— start AVAILABLE DATA —
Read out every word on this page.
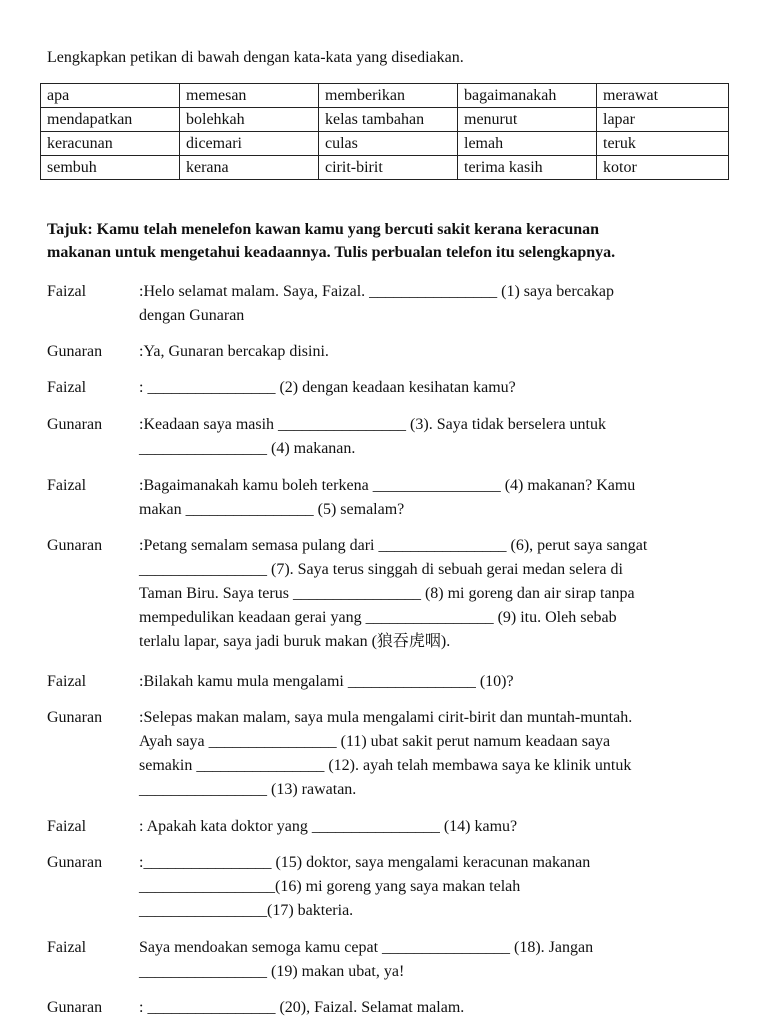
Lengkapkan petikan di bawah dengan kata-kata yang disediakan.
apa	memesan	memberikan	bagaimanakah	merawat
mendapatkan	bolehkah	kelas tambahan	menurut	lapar
keracunan	dicemari	culas	lemah	teruk
sembuh	kerana	cirit-birit	terima kasih	kotor
Tajuk: Kamu telah menelefon kawan kamu yang bercuti sakit kerana keracunan
makanan untuk mengetahui keadaannya. Tulis perbualan telefon itu selengkapnya.
Faizal	:Helo selamat malam. Saya, Faizal. ________________ (1) saya bercakap
dengan Gunaran
Gunaran	:Ya, Gunaran bercakap disini.
Faizal	: ________________ (2) dengan keadaan kesihatan kamu?
Gunaran	:Keadaan saya masih ________________ (3). Saya tidak berselera untuk
________________ (4) makanan.
Faizal	:Bagaimanakah kamu boleh terkena ________________ (4) makanan? Kamu
makan ________________ (5) semalam?
Gunaran	:Petang semalam semasa pulang dari ________________ (6), perut saya sangat
________________ (7). Saya terus singgah di sebuah gerai medan selera di
Taman Biru. Saya terus ________________ (8) mi goreng dan air sirap tanpa
mempedulikan keadaan gerai yang ________________ (9) itu. Oleh sebab
terlalu lapar, saya jadi buruk makan (狼吞虎咽).
Faizal	:Bilakah kamu mula mengalami ________________ (10)?
Gunaran	:Selepas makan malam, saya mula mengalami cirit-birit dan muntah-muntah.
Ayah saya ________________ (11) ubat sakit perut namum keadaan saya
semakin ________________ (12). ayah telah membawa saya ke klinik untuk
________________ (13) rawatan.
Faizal	: Apakah kata doktor yang ________________ (14) kamu?
Gunaran	:________________ (15) doktor, saya mengalami keracunan makanan
_________________(16) mi goreng yang saya makan telah
________________(17) bakteria.
Faizal	Saya mendoakan semoga kamu cepat ________________ (18). Jangan
________________ (19) makan ubat, ya!
Gunaran	: ________________ (20), Faizal. Selamat malam.
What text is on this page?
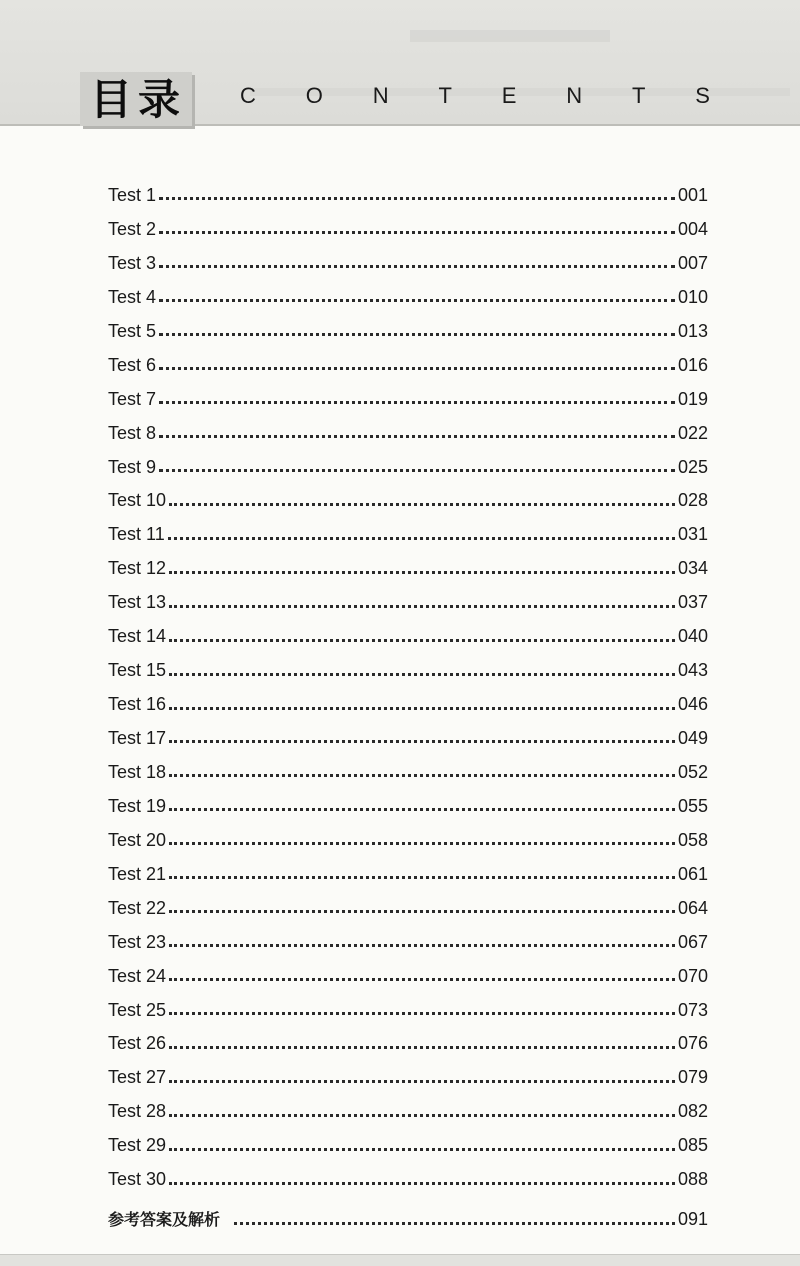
目录 C O N T E N T S
Test 1	001
Test 2	004
Test 3	007
Test 4	010
Test 5	013
Test 6	016
Test 7	019
Test 8	022
Test 9	025
Test 10	028
Test 11	031
Test 12	034
Test 13	037
Test 14	040
Test 15	043
Test 16	046
Test 17	049
Test 18	052
Test 19	055
Test 20	058
Test 21	061
Test 22	064
Test 23	067
Test 24	070
Test 25	073
Test 26	076
Test 27	079
Test 28	082
Test 29	085
Test 30	088
参考答案及解析	091
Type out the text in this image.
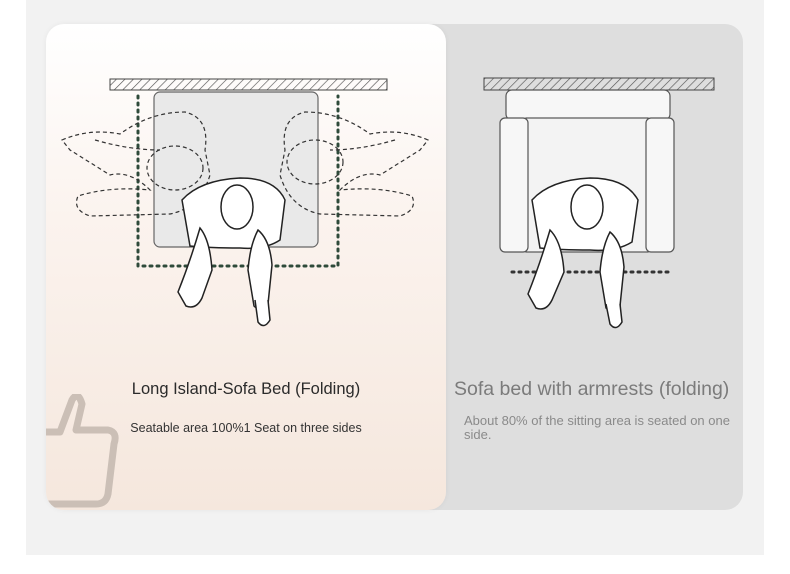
Long Island-Sofa Bed (Folding)
Seatable area 100%1 Seat on three sides
Sofa bed with armrests (folding)
About 80% of the sitting area is seated on one side.
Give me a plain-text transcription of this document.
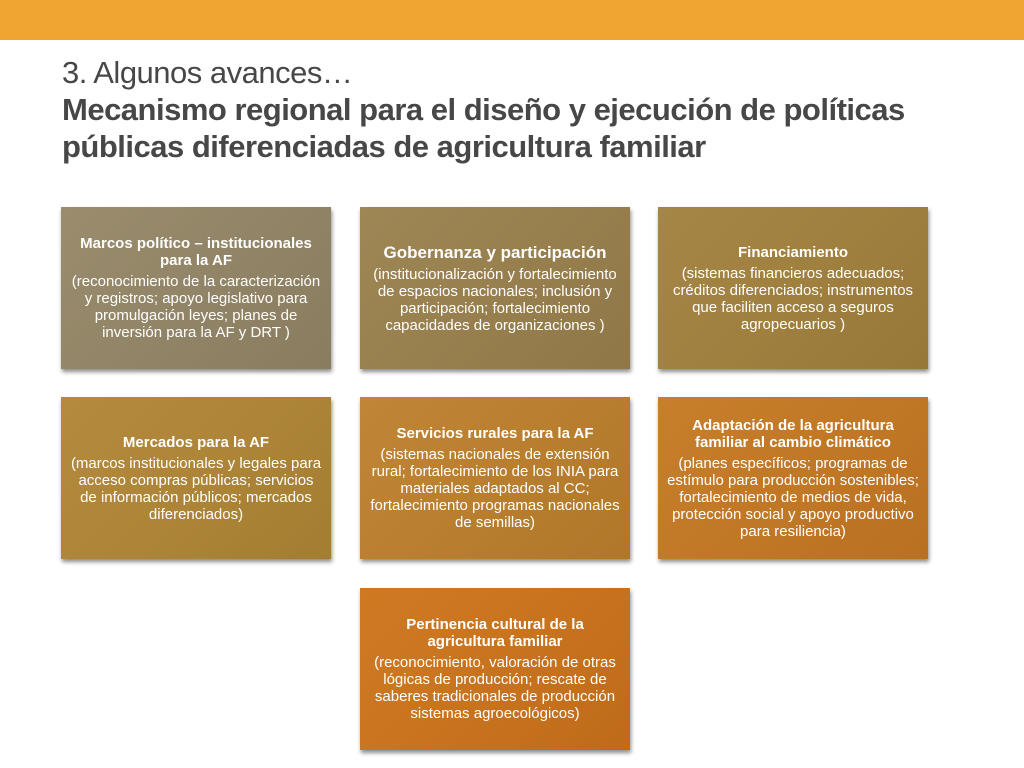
3. Algunos avances…
Mecanismo regional para el diseño y ejecución de políticas
públicas diferenciadas de agricultura familiar
Marcos político – institucionales para la AF
(reconocimiento de la caracterización y registros; apoyo legislativo para promulgación leyes; planes de inversión para la AF y DRT )
Gobernanza y participación
(institucionalización y fortalecimiento de espacios nacionales; inclusión y participación; fortalecimiento capacidades de organizaciones )
Financiamiento
(sistemas financieros adecuados; créditos diferenciados; instrumentos que faciliten acceso a seguros agropecuarios )
Mercados para la AF
(marcos institucionales y legales para acceso compras públicas; servicios de información públicos; mercados diferenciados)
Servicios rurales para la AF
(sistemas nacionales de extensión rural; fortalecimiento de los INIA para materiales adaptados al CC; fortalecimiento programas nacionales de semillas)
Adaptación de la agricultura familiar al cambio climático
(planes específicos; programas de estímulo para producción sostenibles; fortalecimiento de medios de vida, protección social y apoyo productivo para resiliencia)
Pertinencia cultural de la agricultura familiar
(reconocimiento, valoración de otras lógicas de producción; rescate de saberes tradicionales de producción sistemas agroecológicos)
— end AVAILABLE DATA —
EXERCISE PROMPT =>
All lines of the data above that include the word "terus" must be shown.

RESULT FOR THIS EXERCISE =>
________________ (7). Saya terus singgah di sebuah gerai medan selera di
Taman Biru. Saya terus ________________ (8) mi goreng dan air sirap tanpa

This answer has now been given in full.